>> Start

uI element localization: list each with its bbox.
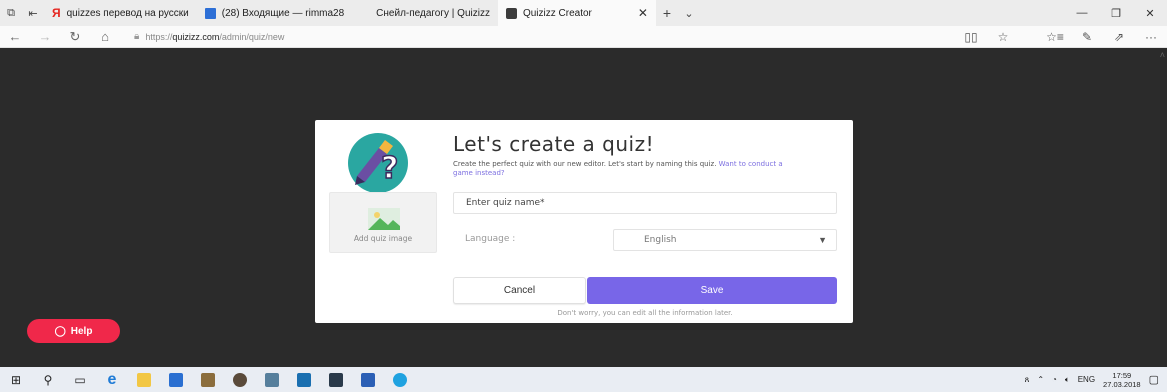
save-button[interactable]: Save [587,277,837,304]
cancel-button[interactable]: Cancel [453,277,586,304]
chat-bubble-icon: ◯ [54,325,66,337]
search-icon[interactable]: ⚲ [32,367,64,392]
tray-chevron-icon[interactable]: ⌃ [1037,375,1044,384]
clock-time: 17:59 [1112,370,1132,380]
input-language[interactable]: ENG [1078,375,1095,384]
browser-tab-bar: ⧉ ⇤ Я quizzes перевод на русски (28) Вхо… [0,0,1167,26]
home-icon[interactable]: ⌂ [90,26,120,48]
share-icon[interactable]: ⇗ [1103,26,1135,48]
restore-icon[interactable]: ❐ [1099,0,1133,26]
caret-down-icon: ▼ [818,235,827,245]
forward-icon[interactable]: → [30,26,60,48]
language-label: Language : [465,234,516,244]
volume-icon[interactable]: 🔈︎ [1065,375,1070,385]
quizizz-icon [505,7,517,19]
address-bar: ← → ↻ ⌂ 🔒︎ https://quizizz.com/admin/qui… [0,26,1167,48]
refresh-icon[interactable]: ↻ [60,26,90,48]
tab-quizizz-snail[interactable]: Снейл-педагогу | Quizizz [352,0,498,26]
tab-label: (28) Входящие — rimma28 [221,7,345,19]
people-icon[interactable]: ጸ [1025,375,1030,385]
close-tab-icon[interactable]: ✕ [638,6,648,20]
tab-label: Снейл-педагогу | Quizizz [376,7,490,19]
image-placeholder-icon [368,208,400,230]
edge-icon[interactable]: e [96,367,128,392]
page-backdrop: ˄ ? Let's create a quiz! Create the perf… [0,48,1167,367]
back-icon[interactable]: ← [0,26,30,48]
tab-label: quizzes перевод на русски [66,7,189,19]
tab-label: Quizizz Creator [522,7,592,19]
svg-text:?: ? [381,151,398,186]
web-note-icon[interactable]: ✎ [1071,26,1103,48]
app-icon-4[interactable] [288,367,320,392]
windows-taskbar: ⊞ ⚲ ▭ e ጸ ⌃ ◔ 🔈︎ ENG 17:59 27.03.2018 ▢ [0,367,1167,392]
clock-date: 27.03.2018 [1103,379,1141,389]
modal-description: Create the perfect quiz with our new edi… [453,160,783,177]
lock-icon: 🔒︎ [134,31,140,42]
close-window-icon[interactable]: ✕ [1133,0,1167,26]
help-label: Help [70,325,93,337]
create-quiz-modal: ? Let's create a quiz! Create the perfec… [315,120,853,323]
language-value: English [644,235,677,245]
tab-actions-icon[interactable]: ⧉ [0,0,22,26]
file-explorer-icon[interactable] [128,367,160,392]
word-icon[interactable] [352,367,384,392]
url-field[interactable]: 🔒︎ https://quizizz.com/admin/quiz/new [134,31,284,42]
quiz-logo-icon: ? [348,133,408,193]
favorite-star-icon[interactable]: ☆ [987,26,1019,48]
start-icon[interactable]: ⊞ [0,367,32,392]
add-quiz-image-label: Add quiz image [353,234,413,243]
network-icon[interactable]: ◔ [1052,375,1057,384]
yandex-icon: Я [52,6,61,20]
scrollbar-arrow-icon[interactable]: ˄ [1160,50,1165,60]
store-icon[interactable] [160,367,192,392]
modal-title: Let's create a quiz! [453,132,655,156]
task-view-icon[interactable]: ▭ [64,367,96,392]
notifications-icon[interactable]: ▢ [1149,373,1159,386]
minimize-icon[interactable]: — [1065,0,1099,26]
mail-icon [204,7,216,19]
app-icon-2[interactable] [224,367,256,392]
clock[interactable]: 17:59 27.03.2018 [1103,371,1141,389]
window-controls: — ❐ ✕ [1065,0,1167,26]
reading-view-icon[interactable]: ▯▯ [955,26,987,48]
address-bar-actions: ▯▯ ☆ ☆≡ ✎ ⇗ ··· [955,26,1167,48]
app-icon-3[interactable] [256,367,288,392]
url-text: https://quizizz.com/admin/quiz/new [145,31,285,42]
tab-mail[interactable]: (28) Входящие — rimma28 [197,0,352,26]
more-icon[interactable]: ··· [1135,26,1167,48]
quiz-name-input[interactable] [453,192,837,214]
system-tray: ጸ ⌃ ◔ 🔈︎ ENG 17:59 27.03.2018 ▢ [1025,367,1167,392]
set-aside-tabs-icon[interactable]: ⇤ [22,0,44,26]
favorites-hub-icon[interactable]: ☆≡ [1039,26,1071,48]
new-tab-icon[interactable]: + [656,0,678,26]
tab-preview-chevron-icon[interactable]: ⌄ [678,0,700,26]
language-select[interactable]: English ▼ [613,229,837,251]
tab-yandex[interactable]: Я quizzes перевод на русски [44,0,197,26]
app-icon-5[interactable] [320,367,352,392]
add-quiz-image-button[interactable]: Add quiz image [329,192,437,253]
skype-icon[interactable] [384,367,416,392]
help-button[interactable]: ◯ Help [27,319,120,343]
app-icon-1[interactable] [192,367,224,392]
tab-quizizz-creator[interactable]: Quizizz Creator ✕ [497,0,656,26]
edit-later-note: Don't worry, you can edit all the inform… [557,309,733,317]
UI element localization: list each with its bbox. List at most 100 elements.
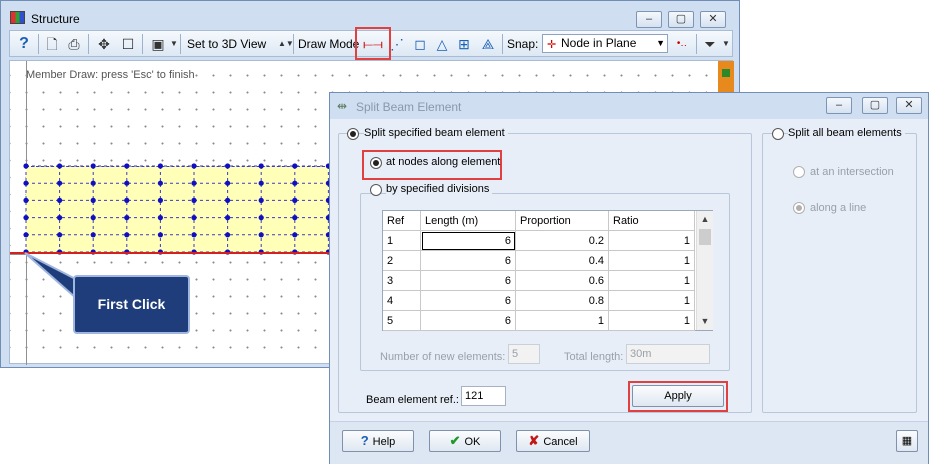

>> End

§ What is needed
Write out all the entries again, swapping in "clickable" for every "interactable" and changing nothing else. Leave the pictures out.

§ Result of this exercise
uI element localization: list each with its bbox.
save-button[clickable]: Save [587,277,837,304]
cancel-button[clickable]: Cancel [453,277,586,304]
chat-bubble-icon: ◯ [54,325,66,337]
search-icon[clickable]: ⚲ [32,367,64,392]
tray-chevron-icon[clickable]: ⌃ [1037,375,1044,384]
clock-time: 17:59 [1112,370,1132,380]
input-language[clickable]: ENG [1078,375,1095,384]
browser-tab-bar: ⧉ ⇤ Я quizzes перевод на русски (28) Вхо… [0,0,1167,26]
home-icon[clickable]: ⌂ [90,26,120,48]
share-icon[clickable]: ⇗ [1103,26,1135,48]
restore-icon[clickable]: ❐ [1099,0,1133,26]
caret-down-icon: ▼ [818,235,827,245]
forward-icon[clickable]: → [30,26,60,48]
language-label: Language : [465,234,516,244]
volume-icon[clickable]: 🔈︎ [1065,375,1070,385]
quizizz-icon [505,7,517,19]
address-bar: ← → ↻ ⌂ 🔒︎ https://quizizz.com/admin/qui… [0,26,1167,48]
refresh-icon[clickable]: ↻ [60,26,90,48]
tab-quizizz-snail[clickable]: Снейл-педагогу | Quizizz [352,0,498,26]
tab-label: (28) Входящие — rimma28 [221,7,345,19]
people-icon[clickable]: ጸ [1025,375,1030,385]
close-tab-icon[clickable]: ✕ [638,6,648,20]
tab-label: Снейл-педагогу | Quizizz [376,7,490,19]
image-placeholder-icon [368,208,400,230]
edge-icon[clickable]: e [96,367,128,392]
page-backdrop: ˄ ? Let's create a quiz! Create the perf… [0,48,1167,367]
back-icon[clickable]: ← [0,26,30,48]
tab-label: quizzes перевод на русски [66,7,189,19]
tab-label: Quizizz Creator [522,7,592,19]
svg-text:?: ? [381,151,398,186]
web-note-icon[clickable]: ✎ [1071,26,1103,48]
app-icon-4[clickable] [288,367,320,392]
windows-taskbar: ⊞ ⚲ ▭ e ጸ ⌃ ◔ 🔈︎ ENG 17:59 27.03.2018 ▢ [0,367,1167,392]
clock-date: 27.03.2018 [1103,379,1141,389]
modal-description: Create the perfect quiz with our new edi… [453,160,783,177]
lock-icon: 🔒︎ [134,31,140,42]
close-window-icon[clickable]: ✕ [1133,0,1167,26]
help-label: Help [70,325,93,337]
create-quiz-modal: ? Let's create a quiz! Create the perfec… [315,120,853,323]
language-value: English [644,235,677,245]
tab-actions-icon[clickable]: ⧉ [0,0,22,26]
file-explorer-icon[clickable] [128,367,160,392]
word-icon[clickable] [352,367,384,392]
url-field[clickable]: 🔒︎ https://quizizz.com/admin/quiz/new [134,31,284,42]
quiz-logo-icon: ? [348,133,408,193]
favorite-star-icon[clickable]: ☆ [987,26,1019,48]
start-icon[clickable]: ⊞ [0,367,32,392]
add-quiz-image-label: Add quiz image [353,234,413,243]
network-icon[clickable]: ◔ [1052,375,1057,384]
yandex-icon: Я [52,6,61,20]
scrollbar-arrow-icon[clickable]: ˄ [1160,50,1165,60]
store-icon[clickable] [160,367,192,392]
modal-title: Let's create a quiz! [453,132,655,156]
task-view-icon[clickable]: ▭ [64,367,96,392]
notifications-icon[clickable]: ▢ [1149,373,1159,386]
minimize-icon[clickable]: — [1065,0,1099,26]
mail-icon [204,7,216,19]
app-icon-2[clickable] [224,367,256,392]
clock[clickable]: 17:59 27.03.2018 [1103,371,1141,389]
window-controls: — ❐ ✕ [1065,0,1167,26]
reading-view-icon[clickable]: ▯▯ [955,26,987,48]
address-bar-actions: ▯▯ ☆ ☆≡ ✎ ⇗ ··· [955,26,1167,48]
app-icon-3[clickable] [256,367,288,392]
url-text: https://quizizz.com/admin/quiz/new [145,31,285,42]
tab-mail[clickable]: (28) Входящие — rimma28 [197,0,352,26]
more-icon[clickable]: ··· [1135,26,1167,48]
quiz-name-input[clickable] [453,192,837,214]
system-tray: ጸ ⌃ ◔ 🔈︎ ENG 17:59 27.03.2018 ▢ [1025,367,1167,392]
set-aside-tabs-icon[clickable]: ⇤ [22,0,44,26]
favorites-hub-icon[clickable]: ☆≡ [1039,26,1071,48]
new-tab-icon[clickable]: + [656,0,678,26]
tab-preview-chevron-icon[clickable]: ⌄ [678,0,700,26]
language-select[clickable]: English ▼ [613,229,837,251]
tab-yandex[clickable]: Я quizzes перевод на русски [44,0,197,26]
app-icon-5[clickable] [320,367,352,392]
add-quiz-image-button[clickable]: Add quiz image [329,192,437,253]
skype-icon[clickable] [384,367,416,392]
help-button[clickable]: ◯ Help [27,319,120,343]
app-icon-1[clickable] [192,367,224,392]
tab-quizizz-creator[clickable]: Quizizz Creator ✕ [497,0,656,26]
edit-later-note: Don't worry, you can edit all the inform… [557,309,733,317]
UI element localization: list each with its bbox. List at most 100 elements.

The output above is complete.